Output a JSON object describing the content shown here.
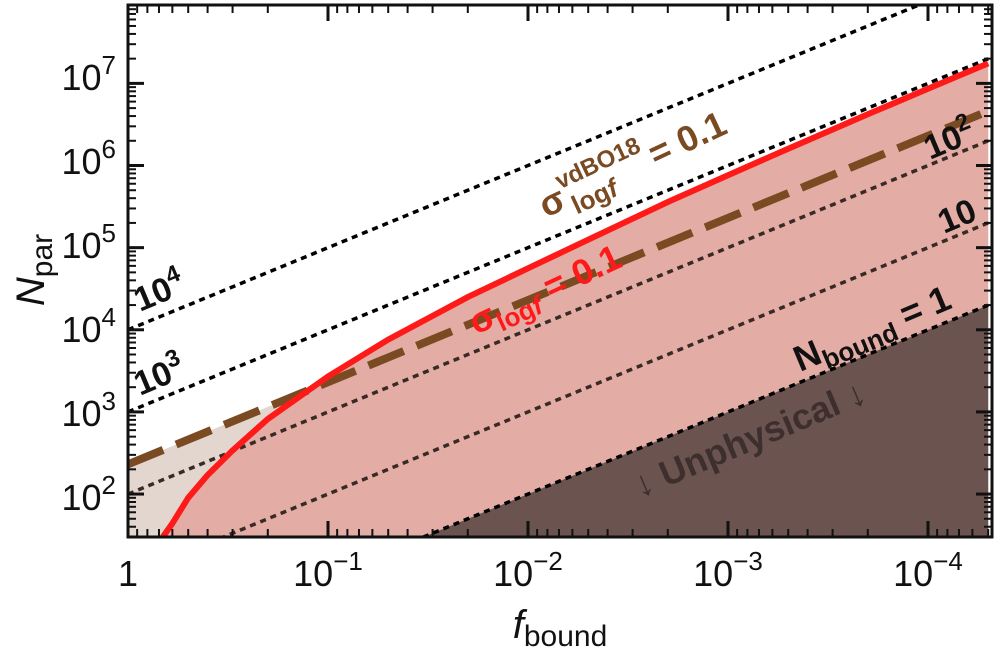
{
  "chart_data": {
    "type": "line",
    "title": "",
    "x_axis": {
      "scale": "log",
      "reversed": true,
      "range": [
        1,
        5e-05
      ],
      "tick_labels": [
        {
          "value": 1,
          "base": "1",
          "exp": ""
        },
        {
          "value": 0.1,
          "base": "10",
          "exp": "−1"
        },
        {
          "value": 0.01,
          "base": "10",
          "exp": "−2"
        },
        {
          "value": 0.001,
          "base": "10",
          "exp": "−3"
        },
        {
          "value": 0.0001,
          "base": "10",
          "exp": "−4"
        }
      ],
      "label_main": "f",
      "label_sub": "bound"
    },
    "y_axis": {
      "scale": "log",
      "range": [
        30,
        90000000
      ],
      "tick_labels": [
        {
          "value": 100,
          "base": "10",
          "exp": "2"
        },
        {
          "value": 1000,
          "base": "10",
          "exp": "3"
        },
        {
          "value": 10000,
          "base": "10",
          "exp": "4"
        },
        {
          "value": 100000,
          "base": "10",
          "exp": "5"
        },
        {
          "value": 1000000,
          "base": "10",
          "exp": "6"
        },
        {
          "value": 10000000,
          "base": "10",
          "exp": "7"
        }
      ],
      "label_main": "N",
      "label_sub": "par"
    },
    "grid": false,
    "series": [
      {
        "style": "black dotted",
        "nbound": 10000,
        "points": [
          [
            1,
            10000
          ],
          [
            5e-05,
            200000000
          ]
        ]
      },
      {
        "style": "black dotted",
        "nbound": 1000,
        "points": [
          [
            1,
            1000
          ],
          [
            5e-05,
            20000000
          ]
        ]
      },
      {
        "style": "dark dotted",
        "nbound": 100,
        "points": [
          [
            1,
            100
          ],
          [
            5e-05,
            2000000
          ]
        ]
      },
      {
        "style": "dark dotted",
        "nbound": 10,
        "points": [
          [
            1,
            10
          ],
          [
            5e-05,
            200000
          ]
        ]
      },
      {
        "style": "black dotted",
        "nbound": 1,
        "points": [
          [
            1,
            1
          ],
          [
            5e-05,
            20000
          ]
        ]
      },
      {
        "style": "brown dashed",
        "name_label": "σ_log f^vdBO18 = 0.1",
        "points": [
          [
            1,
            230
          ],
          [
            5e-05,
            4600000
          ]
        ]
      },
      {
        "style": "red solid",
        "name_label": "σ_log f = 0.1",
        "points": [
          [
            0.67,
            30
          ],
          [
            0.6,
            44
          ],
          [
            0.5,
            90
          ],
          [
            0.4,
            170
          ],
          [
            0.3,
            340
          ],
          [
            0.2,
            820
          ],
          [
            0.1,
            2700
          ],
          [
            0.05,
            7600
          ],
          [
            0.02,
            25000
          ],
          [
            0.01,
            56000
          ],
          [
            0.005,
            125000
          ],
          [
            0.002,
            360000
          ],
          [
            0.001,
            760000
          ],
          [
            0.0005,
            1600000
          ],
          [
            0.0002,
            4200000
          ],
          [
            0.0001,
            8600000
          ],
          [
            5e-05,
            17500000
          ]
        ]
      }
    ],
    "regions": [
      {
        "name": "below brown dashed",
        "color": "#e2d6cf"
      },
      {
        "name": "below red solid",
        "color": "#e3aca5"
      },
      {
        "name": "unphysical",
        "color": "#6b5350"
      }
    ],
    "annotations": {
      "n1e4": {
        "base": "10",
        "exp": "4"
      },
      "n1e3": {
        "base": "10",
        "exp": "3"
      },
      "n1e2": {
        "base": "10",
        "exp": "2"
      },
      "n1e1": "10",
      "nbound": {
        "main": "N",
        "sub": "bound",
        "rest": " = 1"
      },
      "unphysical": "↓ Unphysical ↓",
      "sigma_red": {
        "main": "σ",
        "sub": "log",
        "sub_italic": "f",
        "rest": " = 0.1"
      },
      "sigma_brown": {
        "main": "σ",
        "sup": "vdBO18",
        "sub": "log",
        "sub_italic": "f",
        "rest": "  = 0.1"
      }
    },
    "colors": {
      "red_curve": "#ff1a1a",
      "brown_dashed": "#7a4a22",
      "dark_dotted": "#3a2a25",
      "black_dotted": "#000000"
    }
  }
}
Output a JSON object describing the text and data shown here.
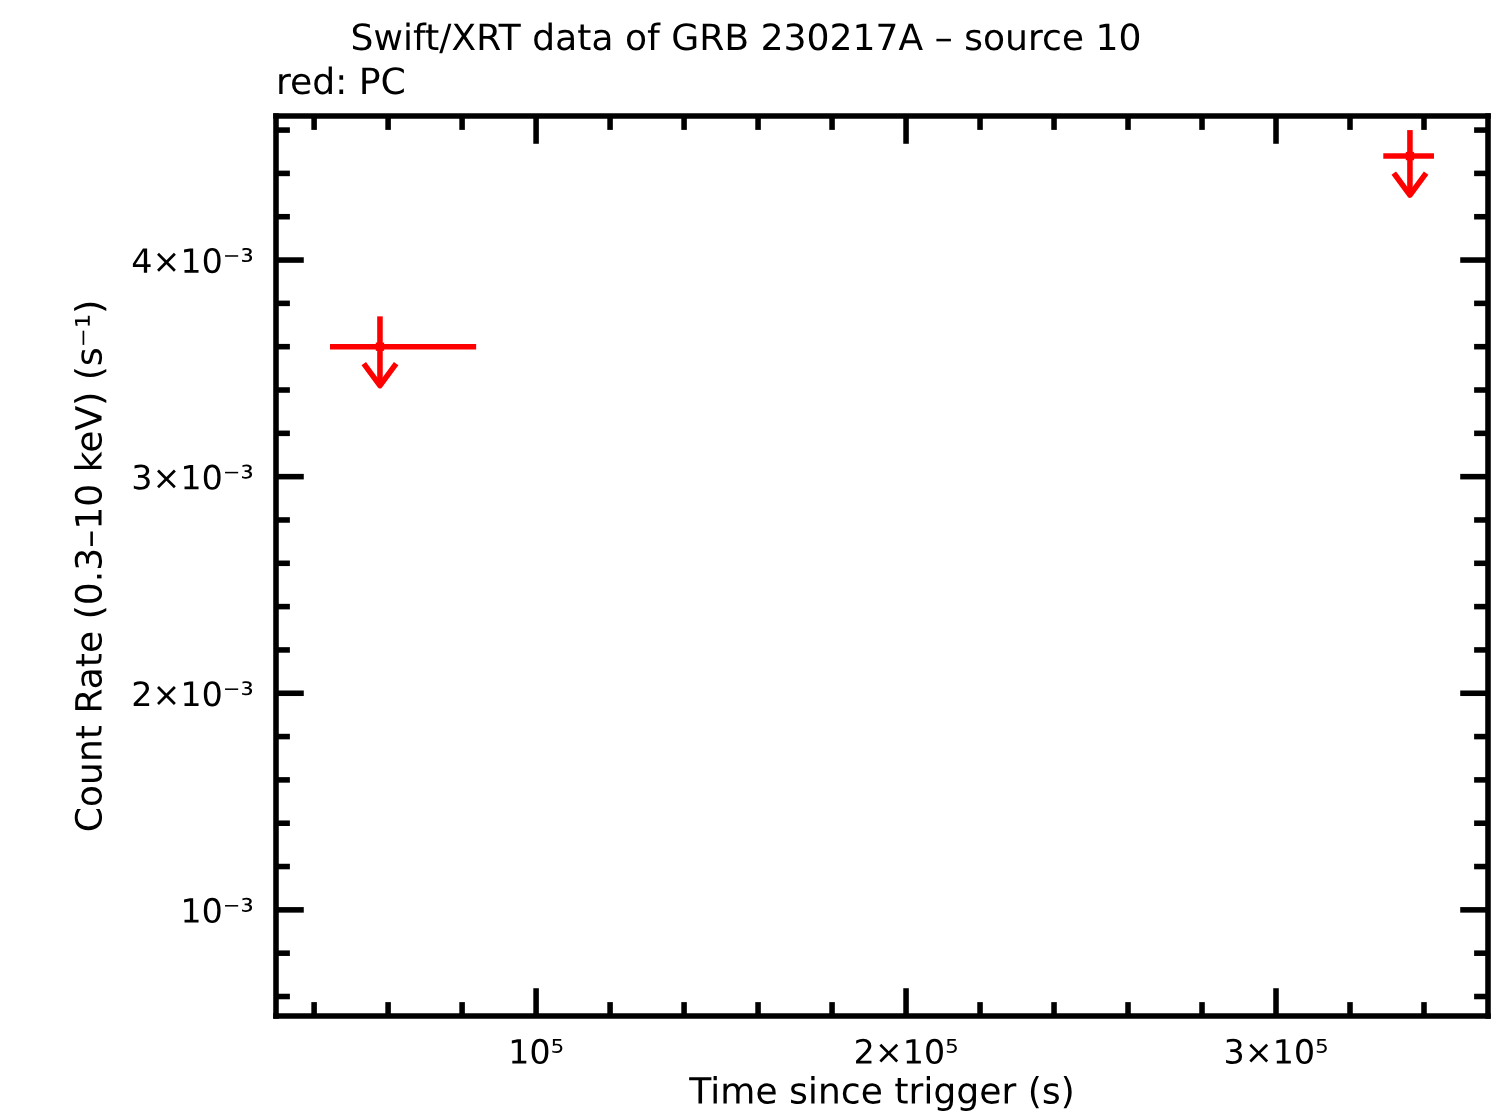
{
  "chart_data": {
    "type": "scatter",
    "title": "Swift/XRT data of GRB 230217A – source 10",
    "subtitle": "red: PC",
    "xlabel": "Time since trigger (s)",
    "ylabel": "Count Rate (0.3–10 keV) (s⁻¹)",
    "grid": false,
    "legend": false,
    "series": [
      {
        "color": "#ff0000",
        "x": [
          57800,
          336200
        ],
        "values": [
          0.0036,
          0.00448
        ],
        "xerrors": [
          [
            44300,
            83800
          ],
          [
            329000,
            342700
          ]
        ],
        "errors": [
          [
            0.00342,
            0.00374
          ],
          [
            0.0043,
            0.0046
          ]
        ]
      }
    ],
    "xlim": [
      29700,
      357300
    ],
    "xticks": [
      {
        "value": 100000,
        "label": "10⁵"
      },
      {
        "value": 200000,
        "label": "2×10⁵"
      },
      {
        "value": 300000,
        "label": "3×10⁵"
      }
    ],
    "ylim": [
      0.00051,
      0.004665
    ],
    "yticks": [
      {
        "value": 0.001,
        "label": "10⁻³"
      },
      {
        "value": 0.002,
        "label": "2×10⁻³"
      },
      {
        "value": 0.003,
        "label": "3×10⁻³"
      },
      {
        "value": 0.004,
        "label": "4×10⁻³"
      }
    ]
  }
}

=== PROMPT ===
Retype the records exactly. Any image in them should not appear in what you write.

=== RESPONSE TO THIS EXERCISE ===
Output a JSON object describing the content shown here.
{
  "chart_data": {
    "type": "line",
    "title": "",
    "x_axis": {
      "scale": "log",
      "reversed": true,
      "range": [
        1,
        5e-05
      ],
      "tick_labels": [
        {
          "value": 1,
          "base": "1",
          "exp": ""
        },
        {
          "value": 0.1,
          "base": "10",
          "exp": "−1"
        },
        {
          "value": 0.01,
          "base": "10",
          "exp": "−2"
        },
        {
          "value": 0.001,
          "base": "10",
          "exp": "−3"
        },
        {
          "value": 0.0001,
          "base": "10",
          "exp": "−4"
        }
      ],
      "label_main": "f",
      "label_sub": "bound"
    },
    "y_axis": {
      "scale": "log",
      "range": [
        30,
        90000000
      ],
      "tick_labels": [
        {
          "value": 100,
          "base": "10",
          "exp": "2"
        },
        {
          "value": 1000,
          "base": "10",
          "exp": "3"
        },
        {
          "value": 10000,
          "base": "10",
          "exp": "4"
        },
        {
          "value": 100000,
          "base": "10",
          "exp": "5"
        },
        {
          "value": 1000000,
          "base": "10",
          "exp": "6"
        },
        {
          "value": 10000000,
          "base": "10",
          "exp": "7"
        }
      ],
      "label_main": "N",
      "label_sub": "par"
    },
    "grid": false,
    "series": [
      {
        "style": "black dotted",
        "nbound": 10000,
        "points": [
          [
            1,
            10000
          ],
          [
            5e-05,
            200000000
          ]
        ]
      },
      {
        "style": "black dotted",
        "nbound": 1000,
        "points": [
          [
            1,
            1000
          ],
          [
            5e-05,
            20000000
          ]
        ]
      },
      {
        "style": "dark dotted",
        "nbound": 100,
        "points": [
          [
            1,
            100
          ],
          [
            5e-05,
            2000000
          ]
        ]
      },
      {
        "style": "dark dotted",
        "nbound": 10,
        "points": [
          [
            1,
            10
          ],
          [
            5e-05,
            200000
          ]
        ]
      },
      {
        "style": "black dotted",
        "nbound": 1,
        "points": [
          [
            1,
            1
          ],
          [
            5e-05,
            20000
          ]
        ]
      },
      {
        "style": "brown dashed",
        "name_label": "σ_log f^vdBO18 = 0.1",
        "points": [
          [
            1,
            230
          ],
          [
            5e-05,
            4600000
          ]
        ]
      },
      {
        "style": "red solid",
        "name_label": "σ_log f = 0.1",
        "points": [
          [
            0.67,
            30
          ],
          [
            0.6,
            44
          ],
          [
            0.5,
            90
          ],
          [
            0.4,
            170
          ],
          [
            0.3,
            340
          ],
          [
            0.2,
            820
          ],
          [
            0.1,
            2700
          ],
          [
            0.05,
            7600
          ],
          [
            0.02,
            25000
          ],
          [
            0.01,
            56000
          ],
          [
            0.005,
            125000
          ],
          [
            0.002,
            360000
          ],
          [
            0.001,
            760000
          ],
          [
            0.0005,
            1600000
          ],
          [
            0.0002,
            4200000
          ],
          [
            0.0001,
            8600000
          ],
          [
            5e-05,
            17500000
          ]
        ]
      }
    ],
    "regions": [
      {
        "name": "below brown dashed",
        "color": "#e2d6cf"
      },
      {
        "name": "below red solid",
        "color": "#e3aca5"
      },
      {
        "name": "unphysical",
        "color": "#6b5350"
      }
    ],
    "annotations": {
      "n1e4": {
        "base": "10",
        "exp": "4"
      },
      "n1e3": {
        "base": "10",
        "exp": "3"
      },
      "n1e2": {
        "base": "10",
        "exp": "2"
      },
      "n1e1": "10",
      "nbound": {
        "main": "N",
        "sub": "bound",
        "rest": " = 1"
      },
      "unphysical": "↓ Unphysical ↓",
      "sigma_red": {
        "main": "σ",
        "sub": "log",
        "sub_italic": "f",
        "rest": " = 0.1"
      },
      "sigma_brown": {
        "main": "σ",
        "sup": "vdBO18",
        "sub": "log",
        "sub_italic": "f",
        "rest": "  = 0.1"
      }
    },
    "colors": {
      "red_curve": "#ff1a1a",
      "brown_dashed": "#7a4a22",
      "dark_dotted": "#3a2a25",
      "black_dotted": "#000000"
    }
  }
}
Output a JSON object describing the text and data shown here.
{
  "chart_data": {
    "type": "scatter",
    "title": "Swift/XRT data of GRB 230217A – source 10",
    "subtitle": "red: PC",
    "xlabel": "Time since trigger (s)",
    "ylabel": "Count Rate (0.3–10 keV) (s⁻¹)",
    "grid": false,
    "legend": false,
    "series": [
      {
        "color": "#ff0000",
        "x": [
          57800,
          336200
        ],
        "values": [
          0.0036,
          0.00448
        ],
        "xerrors": [
          [
            44300,
            83800
          ],
          [
            329000,
            342700
          ]
        ],
        "errors": [
          [
            0.00342,
            0.00374
          ],
          [
            0.0043,
            0.0046
          ]
        ]
      }
    ],
    "xlim": [
      29700,
      357300
    ],
    "xticks": [
      {
        "value": 100000,
        "label": "10⁵"
      },
      {
        "value": 200000,
        "label": "2×10⁵"
      },
      {
        "value": 300000,
        "label": "3×10⁵"
      }
    ],
    "ylim": [
      0.00051,
      0.004665
    ],
    "yticks": [
      {
        "value": 0.001,
        "label": "10⁻³"
      },
      {
        "value": 0.002,
        "label": "2×10⁻³"
      },
      {
        "value": 0.003,
        "label": "3×10⁻³"
      },
      {
        "value": 0.004,
        "label": "4×10⁻³"
      }
    ]
  }
}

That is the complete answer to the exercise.